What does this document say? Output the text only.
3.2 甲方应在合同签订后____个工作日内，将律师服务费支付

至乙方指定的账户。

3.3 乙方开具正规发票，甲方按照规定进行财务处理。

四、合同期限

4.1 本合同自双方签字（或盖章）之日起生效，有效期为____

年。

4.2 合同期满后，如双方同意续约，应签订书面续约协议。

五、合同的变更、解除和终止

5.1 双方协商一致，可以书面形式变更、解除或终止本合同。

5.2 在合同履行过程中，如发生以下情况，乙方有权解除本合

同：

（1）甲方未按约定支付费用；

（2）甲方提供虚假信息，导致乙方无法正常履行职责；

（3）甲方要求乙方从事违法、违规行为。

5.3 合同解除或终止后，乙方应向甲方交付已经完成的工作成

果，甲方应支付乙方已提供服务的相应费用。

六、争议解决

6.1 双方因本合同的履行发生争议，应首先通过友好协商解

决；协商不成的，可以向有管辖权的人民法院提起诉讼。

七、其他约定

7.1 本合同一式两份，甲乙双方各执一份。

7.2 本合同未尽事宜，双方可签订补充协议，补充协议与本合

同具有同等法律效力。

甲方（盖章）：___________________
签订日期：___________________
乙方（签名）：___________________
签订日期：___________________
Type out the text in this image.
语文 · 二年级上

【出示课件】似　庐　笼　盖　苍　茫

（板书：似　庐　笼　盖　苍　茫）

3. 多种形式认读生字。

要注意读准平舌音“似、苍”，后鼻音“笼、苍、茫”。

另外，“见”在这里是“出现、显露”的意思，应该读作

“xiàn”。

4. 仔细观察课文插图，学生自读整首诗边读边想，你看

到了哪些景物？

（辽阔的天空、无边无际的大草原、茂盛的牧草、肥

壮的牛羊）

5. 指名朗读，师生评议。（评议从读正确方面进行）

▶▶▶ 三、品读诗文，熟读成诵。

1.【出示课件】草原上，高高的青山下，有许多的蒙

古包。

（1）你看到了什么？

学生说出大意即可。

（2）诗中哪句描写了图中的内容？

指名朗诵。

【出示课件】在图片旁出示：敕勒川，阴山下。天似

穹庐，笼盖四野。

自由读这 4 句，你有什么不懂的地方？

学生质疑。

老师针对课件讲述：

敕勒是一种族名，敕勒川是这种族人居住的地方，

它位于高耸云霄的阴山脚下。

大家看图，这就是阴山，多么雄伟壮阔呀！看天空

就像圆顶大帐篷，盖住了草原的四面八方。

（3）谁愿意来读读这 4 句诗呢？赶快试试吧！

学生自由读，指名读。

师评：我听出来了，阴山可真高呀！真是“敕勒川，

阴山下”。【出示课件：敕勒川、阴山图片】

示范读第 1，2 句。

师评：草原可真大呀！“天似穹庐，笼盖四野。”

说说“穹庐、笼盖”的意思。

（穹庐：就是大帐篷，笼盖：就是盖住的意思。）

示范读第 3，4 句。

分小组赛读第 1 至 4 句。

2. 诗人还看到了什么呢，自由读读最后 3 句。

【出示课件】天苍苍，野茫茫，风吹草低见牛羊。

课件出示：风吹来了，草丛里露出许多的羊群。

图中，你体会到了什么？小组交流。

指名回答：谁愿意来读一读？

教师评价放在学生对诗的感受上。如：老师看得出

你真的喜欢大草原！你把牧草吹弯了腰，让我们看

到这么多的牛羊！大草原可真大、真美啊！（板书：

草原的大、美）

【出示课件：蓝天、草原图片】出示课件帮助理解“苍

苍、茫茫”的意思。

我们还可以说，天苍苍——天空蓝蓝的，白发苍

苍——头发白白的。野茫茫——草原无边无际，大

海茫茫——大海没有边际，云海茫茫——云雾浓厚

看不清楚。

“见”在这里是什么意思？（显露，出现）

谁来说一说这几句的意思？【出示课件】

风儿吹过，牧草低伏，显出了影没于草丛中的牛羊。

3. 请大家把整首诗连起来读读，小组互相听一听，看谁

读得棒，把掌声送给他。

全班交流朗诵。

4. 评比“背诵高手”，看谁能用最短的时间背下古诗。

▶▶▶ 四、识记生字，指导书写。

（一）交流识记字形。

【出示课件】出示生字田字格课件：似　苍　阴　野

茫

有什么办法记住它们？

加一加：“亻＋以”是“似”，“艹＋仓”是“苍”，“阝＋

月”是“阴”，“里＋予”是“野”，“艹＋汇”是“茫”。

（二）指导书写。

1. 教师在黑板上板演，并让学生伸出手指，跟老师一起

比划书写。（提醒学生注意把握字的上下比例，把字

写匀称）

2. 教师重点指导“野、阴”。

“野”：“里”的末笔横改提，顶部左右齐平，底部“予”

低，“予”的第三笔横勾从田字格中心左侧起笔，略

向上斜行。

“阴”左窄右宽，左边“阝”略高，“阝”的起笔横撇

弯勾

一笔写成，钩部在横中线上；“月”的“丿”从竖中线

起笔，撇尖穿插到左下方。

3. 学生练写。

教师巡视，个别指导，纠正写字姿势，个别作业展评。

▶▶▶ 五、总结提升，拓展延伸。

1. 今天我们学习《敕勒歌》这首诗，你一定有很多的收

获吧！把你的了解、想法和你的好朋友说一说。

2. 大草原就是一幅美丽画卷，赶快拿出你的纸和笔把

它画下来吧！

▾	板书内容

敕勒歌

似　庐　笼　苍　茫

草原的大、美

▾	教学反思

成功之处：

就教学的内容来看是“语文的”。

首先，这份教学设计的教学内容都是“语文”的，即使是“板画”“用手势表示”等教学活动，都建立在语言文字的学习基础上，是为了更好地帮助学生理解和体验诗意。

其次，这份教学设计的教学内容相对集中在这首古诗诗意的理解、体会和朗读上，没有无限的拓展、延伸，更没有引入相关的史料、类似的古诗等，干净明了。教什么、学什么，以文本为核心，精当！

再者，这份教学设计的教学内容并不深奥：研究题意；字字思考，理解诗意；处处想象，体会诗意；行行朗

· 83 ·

□ □ □ □ □ □ □

§ **WRITTEN REQUEST**: Each record must be repeated exactly as it is.

§ **RESPONSE**:
What does this document say? Output the text only.
3.2 甲方应在合同签订后____个工作日内，将律师服务费支付

至乙方指定的账户。

3.3 乙方开具正规发票，甲方按照规定进行财务处理。

四、合同期限

4.1 本合同自双方签字（或盖章）之日起生效，有效期为____

年。

4.2 合同期满后，如双方同意续约，应签订书面续约协议。

五、合同的变更、解除和终止

5.1 双方协商一致，可以书面形式变更、解除或终止本合同。

5.2 在合同履行过程中，如发生以下情况，乙方有权解除本合

同：

（1）甲方未按约定支付费用；

（2）甲方提供虚假信息，导致乙方无法正常履行职责；

（3）甲方要求乙方从事违法、违规行为。

5.3 合同解除或终止后，乙方应向甲方交付已经完成的工作成

果，甲方应支付乙方已提供服务的相应费用。

六、争议解决

6.1 双方因本合同的履行发生争议，应首先通过友好协商解

决；协商不成的，可以向有管辖权的人民法院提起诉讼。

七、其他约定

7.1 本合同一式两份，甲乙双方各执一份。

7.2 本合同未尽事宜，双方可签订补充协议，补充协议与本合

同具有同等法律效力。

甲方（盖章）：___________________
签订日期：___________________
乙方（签名）：___________________
签订日期：___________________
Type out the text in this image.
语文 · 二年级上

【出示课件】似　庐　笼　盖　苍　茫

（板书：似　庐　笼　盖　苍　茫）

3. 多种形式认读生字。

要注意读准平舌音“似、苍”，后鼻音“笼、苍、茫”。

另外，“见”在这里是“出现、显露”的意思，应该读作

“xiàn”。

4. 仔细观察课文插图，学生自读整首诗边读边想，你看

到了哪些景物？

（辽阔的天空、无边无际的大草原、茂盛的牧草、肥

壮的牛羊）

5. 指名朗读，师生评议。（评议从读正确方面进行）

▶▶▶ 三、品读诗文，熟读成诵。

1.【出示课件】草原上，高高的青山下，有许多的蒙

古包。

（1）你看到了什么？

学生说出大意即可。

（2）诗中哪句描写了图中的内容？

指名朗诵。

【出示课件】在图片旁出示：敕勒川，阴山下。天似

穹庐，笼盖四野。

自由读这 4 句，你有什么不懂的地方？

学生质疑。

老师针对课件讲述：

敕勒是一种族名，敕勒川是这种族人居住的地方，

它位于高耸云霄的阴山脚下。

大家看图，这就是阴山，多么雄伟壮阔呀！看天空

就像圆顶大帐篷，盖住了草原的四面八方。

（3）谁愿意来读读这 4 句诗呢？赶快试试吧！

学生自由读，指名读。

师评：我听出来了，阴山可真高呀！真是“敕勒川，

阴山下”。【出示课件：敕勒川、阴山图片】

示范读第 1，2 句。

师评：草原可真大呀！“天似穹庐，笼盖四野。”

说说“穹庐、笼盖”的意思。

（穹庐：就是大帐篷，笼盖：就是盖住的意思。）

示范读第 3，4 句。

分小组赛读第 1 至 4 句。

2. 诗人还看到了什么呢，自由读读最后 3 句。

【出示课件】天苍苍，野茫茫，风吹草低见牛羊。

课件出示：风吹来了，草丛里露出许多的羊群。

图中，你体会到了什么？小组交流。

指名回答：谁愿意来读一读？

教师评价放在学生对诗的感受上。如：老师看得出

你真的喜欢大草原！你把牧草吹弯了腰，让我们看

到这么多的牛羊！大草原可真大、真美啊！（板书：

草原的大、美）

【出示课件：蓝天、草原图片】出示课件帮助理解“苍

苍、茫茫”的意思。

我们还可以说，天苍苍——天空蓝蓝的，白发苍

苍——头发白白的。野茫茫——草原无边无际，大

海茫茫——大海没有边际，云海茫茫——云雾浓厚

看不清楚。

“见”在这里是什么意思？（显露，出现）

谁来说一说这几句的意思？【出示课件】

风儿吹过，牧草低伏，显出了影没于草丛中的牛羊。

3. 请大家把整首诗连起来读读，小组互相听一听，看谁

读得棒，把掌声送给他。

全班交流朗诵。

4. 评比“背诵高手”，看谁能用最短的时间背下古诗。

▶▶▶ 四、识记生字，指导书写。

（一）交流识记字形。

【出示课件】出示生字田字格课件：似　苍　阴　野

茫

有什么办法记住它们？

加一加：“亻＋以”是“似”，“艹＋仓”是“苍”，“阝＋

月”是“阴”，“里＋予”是“野”，“艹＋汇”是“茫”。

（二）指导书写。

1. 教师在黑板上板演，并让学生伸出手指，跟老师一起

比划书写。（提醒学生注意把握字的上下比例，把字

写匀称）

2. 教师重点指导“野、阴”。

“野”：“里”的末笔横改提，顶部左右齐平，底部“予”

低，“予”的第三笔横勾从田字格中心左侧起笔，略

向上斜行。

“阴”左窄右宽，左边“阝”略高，“阝”的起笔横撇

弯勾

一笔写成，钩部在横中线上；“月”的“丿”从竖中线

起笔，撇尖穿插到左下方。

3. 学生练写。

教师巡视，个别指导，纠正写字姿势，个别作业展评。

▶▶▶ 五、总结提升，拓展延伸。

1. 今天我们学习《敕勒歌》这首诗，你一定有很多的收

获吧！把你的了解、想法和你的好朋友说一说。

2. 大草原就是一幅美丽画卷，赶快拿出你的纸和笔把

它画下来吧！

▾	板书内容

敕勒歌

似　庐　笼　苍　茫

草原的大、美

▾	教学反思

成功之处：

就教学的内容来看是“语文的”。

首先，这份教学设计的教学内容都是“语文”的，即使是“板画”“用手势表示”等教学活动，都建立在语言文字的学习基础上，是为了更好地帮助学生理解和体验诗意。

其次，这份教学设计的教学内容相对集中在这首古诗诗意的理解、体会和朗读上，没有无限的拓展、延伸，更没有引入相关的史料、类似的古诗等，干净明了。教什么、学什么，以文本为核心，精当！

再者，这份教学设计的教学内容并不深奥：研究题意；字字思考，理解诗意；处处想象，体会诗意；行行朗

· 83 ·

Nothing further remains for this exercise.